Exercise -> Each entry below is to be extracted exactly.

Materials provided ->

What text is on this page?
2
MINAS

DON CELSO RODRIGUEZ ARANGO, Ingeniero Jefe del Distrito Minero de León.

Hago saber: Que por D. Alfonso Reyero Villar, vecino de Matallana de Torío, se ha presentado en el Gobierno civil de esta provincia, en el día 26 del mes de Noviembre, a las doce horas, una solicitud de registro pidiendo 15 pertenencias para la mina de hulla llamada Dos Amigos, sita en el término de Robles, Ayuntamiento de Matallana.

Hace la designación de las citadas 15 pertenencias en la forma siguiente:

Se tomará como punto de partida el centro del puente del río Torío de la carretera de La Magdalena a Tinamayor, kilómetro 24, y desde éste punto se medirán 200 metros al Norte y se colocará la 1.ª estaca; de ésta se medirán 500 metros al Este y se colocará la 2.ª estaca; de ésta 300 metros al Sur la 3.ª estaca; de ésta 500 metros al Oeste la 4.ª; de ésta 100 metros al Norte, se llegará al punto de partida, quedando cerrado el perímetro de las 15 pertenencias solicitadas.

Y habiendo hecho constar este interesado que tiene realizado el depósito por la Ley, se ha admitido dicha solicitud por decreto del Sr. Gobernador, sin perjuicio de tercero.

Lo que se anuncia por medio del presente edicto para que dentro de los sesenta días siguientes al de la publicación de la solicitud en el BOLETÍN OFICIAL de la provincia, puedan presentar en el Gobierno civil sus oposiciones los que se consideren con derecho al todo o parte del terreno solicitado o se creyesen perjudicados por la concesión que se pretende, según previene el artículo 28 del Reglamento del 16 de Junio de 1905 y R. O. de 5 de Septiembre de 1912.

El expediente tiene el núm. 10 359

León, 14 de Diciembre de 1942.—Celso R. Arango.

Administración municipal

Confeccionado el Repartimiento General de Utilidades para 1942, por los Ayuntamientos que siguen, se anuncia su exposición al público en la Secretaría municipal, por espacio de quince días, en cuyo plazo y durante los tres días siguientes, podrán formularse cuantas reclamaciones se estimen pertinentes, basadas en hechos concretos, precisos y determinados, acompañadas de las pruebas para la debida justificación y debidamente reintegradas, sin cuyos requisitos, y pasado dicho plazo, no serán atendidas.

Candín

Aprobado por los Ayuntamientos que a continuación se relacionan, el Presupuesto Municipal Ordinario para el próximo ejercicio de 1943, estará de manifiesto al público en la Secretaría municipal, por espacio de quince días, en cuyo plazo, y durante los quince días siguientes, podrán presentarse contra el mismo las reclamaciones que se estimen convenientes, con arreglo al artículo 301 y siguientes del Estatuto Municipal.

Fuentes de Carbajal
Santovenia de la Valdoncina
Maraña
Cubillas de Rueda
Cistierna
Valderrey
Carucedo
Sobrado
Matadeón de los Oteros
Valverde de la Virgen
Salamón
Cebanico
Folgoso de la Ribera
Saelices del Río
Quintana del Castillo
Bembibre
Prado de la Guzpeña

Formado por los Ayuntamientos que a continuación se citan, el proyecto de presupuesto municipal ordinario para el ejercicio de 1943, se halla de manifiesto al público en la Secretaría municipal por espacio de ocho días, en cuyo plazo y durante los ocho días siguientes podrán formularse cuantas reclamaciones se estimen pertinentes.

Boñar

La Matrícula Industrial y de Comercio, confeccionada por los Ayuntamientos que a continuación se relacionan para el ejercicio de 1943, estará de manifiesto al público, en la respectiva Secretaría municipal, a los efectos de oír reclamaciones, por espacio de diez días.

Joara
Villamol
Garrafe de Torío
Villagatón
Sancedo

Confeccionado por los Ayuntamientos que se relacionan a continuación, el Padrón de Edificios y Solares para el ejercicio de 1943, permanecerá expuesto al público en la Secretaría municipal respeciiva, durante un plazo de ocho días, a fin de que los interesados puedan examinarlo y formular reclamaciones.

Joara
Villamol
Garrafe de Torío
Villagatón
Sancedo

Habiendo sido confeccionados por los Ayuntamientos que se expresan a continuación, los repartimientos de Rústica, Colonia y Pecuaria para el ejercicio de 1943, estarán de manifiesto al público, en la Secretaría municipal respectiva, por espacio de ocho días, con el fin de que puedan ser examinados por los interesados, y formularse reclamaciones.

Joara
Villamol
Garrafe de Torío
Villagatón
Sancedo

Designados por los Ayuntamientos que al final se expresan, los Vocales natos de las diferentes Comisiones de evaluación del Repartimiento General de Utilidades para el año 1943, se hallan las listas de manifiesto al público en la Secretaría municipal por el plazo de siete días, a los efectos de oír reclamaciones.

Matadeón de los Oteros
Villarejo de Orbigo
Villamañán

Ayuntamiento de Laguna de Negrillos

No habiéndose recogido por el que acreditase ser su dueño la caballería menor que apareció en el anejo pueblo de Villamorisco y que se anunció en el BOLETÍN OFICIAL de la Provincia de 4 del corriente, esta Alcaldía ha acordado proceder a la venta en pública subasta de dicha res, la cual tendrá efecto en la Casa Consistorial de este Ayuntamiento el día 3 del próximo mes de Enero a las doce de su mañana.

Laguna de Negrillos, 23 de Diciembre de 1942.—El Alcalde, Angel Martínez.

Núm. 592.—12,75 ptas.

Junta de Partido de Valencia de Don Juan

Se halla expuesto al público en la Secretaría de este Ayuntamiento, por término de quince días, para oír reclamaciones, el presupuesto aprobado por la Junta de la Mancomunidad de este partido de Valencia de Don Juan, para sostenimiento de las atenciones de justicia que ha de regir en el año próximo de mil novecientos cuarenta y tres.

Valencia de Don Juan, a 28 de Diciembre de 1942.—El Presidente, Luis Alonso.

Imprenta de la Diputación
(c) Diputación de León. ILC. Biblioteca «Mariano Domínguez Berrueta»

Complete output ->
What text is on this page?
2
MINAS

DON CELSO RODRIGUEZ ARANGO, Ingeniero Jefe del Distrito Minero de León.

Hago saber: Que por D. Alfonso Reyero Villar, vecino de Matallana de Torío, se ha presentado en el Gobierno civil de esta provincia, en el día 26 del mes de Noviembre, a las doce horas, una solicitud de registro pidiendo 15 pertenencias para la mina de hulla llamada Dos Amigos, sita en el término de Robles, Ayuntamiento de Matallana.

Hace la designación de las citadas 15 pertenencias en la forma siguiente:

Se tomará como punto de partida el centro del puente del río Torío de la carretera de La Magdalena a Tinamayor, kilómetro 24, y desde éste punto se medirán 200 metros al Norte y se colocará la 1.ª estaca; de ésta se medirán 500 metros al Este y se colocará la 2.ª estaca; de ésta 300 metros al Sur la 3.ª estaca; de ésta 500 metros al Oeste la 4.ª; de ésta 100 metros al Norte, se llegará al punto de partida, quedando cerrado el perímetro de las 15 pertenencias solicitadas.

Y habiendo hecho constar este interesado que tiene realizado el depósito por la Ley, se ha admitido dicha solicitud por decreto del Sr. Gobernador, sin perjuicio de tercero.

Lo que se anuncia por medio del presente edicto para que dentro de los sesenta días siguientes al de la publicación de la solicitud en el BOLETÍN OFICIAL de la provincia, puedan presentar en el Gobierno civil sus oposiciones los que se consideren con derecho al todo o parte del terreno solicitado o se creyesen perjudicados por la concesión que se pretende, según previene el artículo 28 del Reglamento del 16 de Junio de 1905 y R. O. de 5 de Septiembre de 1912.

El expediente tiene el núm. 10 359

León, 14 de Diciembre de 1942.—Celso R. Arango.

Administración municipal

Confeccionado el Repartimiento General de Utilidades para 1942, por los Ayuntamientos que siguen, se anuncia su exposición al público en la Secretaría municipal, por espacio de quince días, en cuyo plazo y durante los tres días siguientes, podrán formularse cuantas reclamaciones se estimen pertinentes, basadas en hechos concretos, precisos y determinados, acompañadas de las pruebas para la debida justificación y debidamente reintegradas, sin cuyos requisitos, y pasado dicho plazo, no serán atendidas.

Candín

Aprobado por los Ayuntamientos que a continuación se relacionan, el Presupuesto Municipal Ordinario para el próximo ejercicio de 1943, estará de manifiesto al público en la Secretaría municipal, por espacio de quince días, en cuyo plazo, y durante los quince días siguientes, podrán presentarse contra el mismo las reclamaciones que se estimen convenientes, con arreglo al artículo 301 y siguientes del Estatuto Municipal.

Fuentes de Carbajal
Santovenia de la Valdoncina
Maraña
Cubillas de Rueda
Cistierna
Valderrey
Carucedo
Sobrado
Matadeón de los Oteros
Valverde de la Virgen
Salamón
Cebanico
Folgoso de la Ribera
Saelices del Río
Quintana del Castillo
Bembibre
Prado de la Guzpeña

Formado por los Ayuntamientos que a continuación se citan, el proyecto de presupuesto municipal ordinario para el ejercicio de 1943, se halla de manifiesto al público en la Secretaría municipal por espacio de ocho días, en cuyo plazo y durante los ocho días siguientes podrán formularse cuantas reclamaciones se estimen pertinentes.

Boñar

La Matrícula Industrial y de Comercio, confeccionada por los Ayuntamientos que a continuación se relacionan para el ejercicio de 1943, estará de manifiesto al público, en la respectiva Secretaría municipal, a los efectos de oír reclamaciones, por espacio de diez días.

Joara
Villamol
Garrafe de Torío
Villagatón
Sancedo

Confeccionado por los Ayuntamientos que se relacionan a continuación, el Padrón de Edificios y Solares para el ejercicio de 1943, permanecerá expuesto al público en la Secretaría municipal respeciiva, durante un plazo de ocho días, a fin de que los interesados puedan examinarlo y formular reclamaciones.

Joara
Villamol
Garrafe de Torío
Villagatón
Sancedo

Habiendo sido confeccionados por los Ayuntamientos que se expresan a continuación, los repartimientos de Rústica, Colonia y Pecuaria para el ejercicio de 1943, estarán de manifiesto al público, en la Secretaría municipal respectiva, por espacio de ocho días, con el fin de que puedan ser examinados por los interesados, y formularse reclamaciones.

Joara
Villamol
Garrafe de Torío
Villagatón
Sancedo

Designados por los Ayuntamientos que al final se expresan, los Vocales natos de las diferentes Comisiones de evaluación del Repartimiento General de Utilidades para el año 1943, se hallan las listas de manifiesto al público en la Secretaría municipal por el plazo de siete días, a los efectos de oír reclamaciones.

Matadeón de los Oteros
Villarejo de Orbigo
Villamañán

Ayuntamiento de Laguna de Negrillos

No habiéndose recogido por el que acreditase ser su dueño la caballería menor que apareció en el anejo pueblo de Villamorisco y que se anunció en el BOLETÍN OFICIAL de la Provincia de 4 del corriente, esta Alcaldía ha acordado proceder a la venta en pública subasta de dicha res, la cual tendrá efecto en la Casa Consistorial de este Ayuntamiento el día 3 del próximo mes de Enero a las doce de su mañana.

Laguna de Negrillos, 23 de Diciembre de 1942.—El Alcalde, Angel Martínez.

Núm. 592.—12,75 ptas.

Junta de Partido de Valencia de Don Juan

Se halla expuesto al público en la Secretaría de este Ayuntamiento, por término de quince días, para oír reclamaciones, el presupuesto aprobado por la Junta de la Mancomunidad de este partido de Valencia de Don Juan, para sostenimiento de las atenciones de justicia que ha de regir en el año próximo de mil novecientos cuarenta y tres.

Valencia de Don Juan, a 28 de Diciembre de 1942.—El Presidente, Luis Alonso.

Imprenta de la Diputación
(c) Diputación de León. ILC. Biblioteca «Mariano Domínguez Berrueta»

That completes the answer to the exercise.